» **Task brief**
Work out the number of lines with "chéng" in them. Reply with that number and no other words.
* START Supplied data *
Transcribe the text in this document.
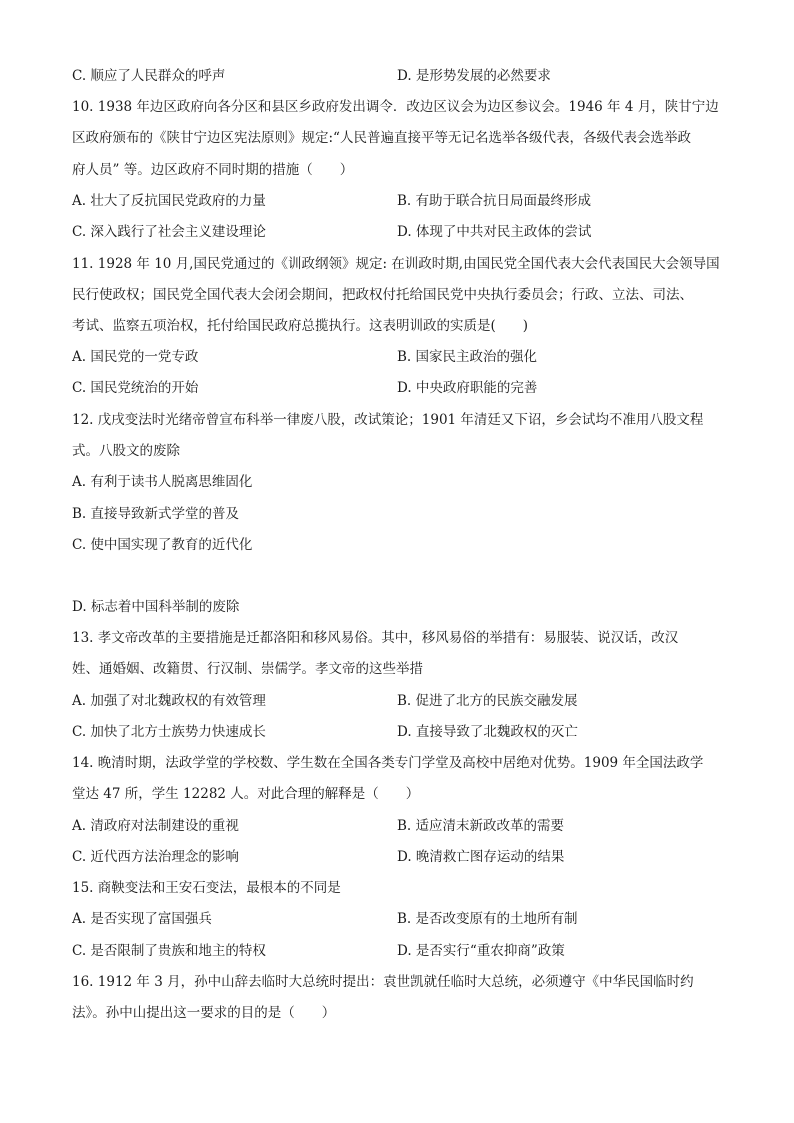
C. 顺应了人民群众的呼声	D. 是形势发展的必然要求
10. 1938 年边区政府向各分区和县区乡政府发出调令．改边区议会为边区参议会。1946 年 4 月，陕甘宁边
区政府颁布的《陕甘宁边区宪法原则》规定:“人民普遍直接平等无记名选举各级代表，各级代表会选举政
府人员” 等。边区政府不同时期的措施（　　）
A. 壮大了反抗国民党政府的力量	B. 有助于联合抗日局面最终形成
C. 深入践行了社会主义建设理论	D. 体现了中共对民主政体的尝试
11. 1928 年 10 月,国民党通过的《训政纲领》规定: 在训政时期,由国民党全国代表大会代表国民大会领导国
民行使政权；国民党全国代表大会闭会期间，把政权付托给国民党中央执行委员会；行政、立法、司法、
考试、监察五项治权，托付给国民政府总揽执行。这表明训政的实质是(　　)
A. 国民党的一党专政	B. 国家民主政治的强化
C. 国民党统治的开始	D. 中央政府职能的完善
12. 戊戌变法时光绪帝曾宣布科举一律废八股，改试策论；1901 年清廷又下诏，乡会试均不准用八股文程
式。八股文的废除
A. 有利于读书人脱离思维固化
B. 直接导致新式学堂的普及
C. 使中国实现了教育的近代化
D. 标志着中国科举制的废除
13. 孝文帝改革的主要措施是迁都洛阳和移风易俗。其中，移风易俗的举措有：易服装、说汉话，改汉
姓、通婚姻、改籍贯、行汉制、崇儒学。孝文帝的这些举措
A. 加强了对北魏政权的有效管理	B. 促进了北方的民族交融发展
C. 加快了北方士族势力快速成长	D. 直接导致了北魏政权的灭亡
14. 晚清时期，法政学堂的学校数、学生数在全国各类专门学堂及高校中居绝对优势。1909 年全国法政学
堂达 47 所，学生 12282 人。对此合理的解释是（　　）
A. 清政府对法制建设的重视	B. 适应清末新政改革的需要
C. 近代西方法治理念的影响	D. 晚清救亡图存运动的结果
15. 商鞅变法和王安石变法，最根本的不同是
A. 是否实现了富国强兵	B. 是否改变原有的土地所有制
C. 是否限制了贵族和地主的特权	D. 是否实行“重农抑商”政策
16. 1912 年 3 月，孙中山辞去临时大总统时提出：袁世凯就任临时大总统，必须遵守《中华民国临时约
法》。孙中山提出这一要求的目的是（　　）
* END Supplied data *
* START Supplied data *
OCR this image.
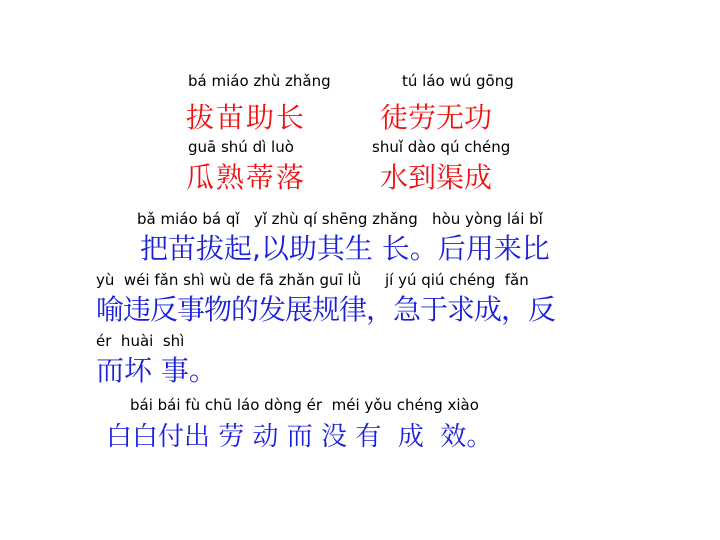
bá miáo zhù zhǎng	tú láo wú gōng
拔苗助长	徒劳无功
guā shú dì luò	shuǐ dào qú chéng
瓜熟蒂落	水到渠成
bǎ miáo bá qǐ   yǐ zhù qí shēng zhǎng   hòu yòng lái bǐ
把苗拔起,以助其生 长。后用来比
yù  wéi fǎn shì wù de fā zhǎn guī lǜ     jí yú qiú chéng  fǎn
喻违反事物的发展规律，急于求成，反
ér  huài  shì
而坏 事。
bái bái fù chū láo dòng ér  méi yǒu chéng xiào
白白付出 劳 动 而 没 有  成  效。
* END Supplied data *
» **Right answer**
3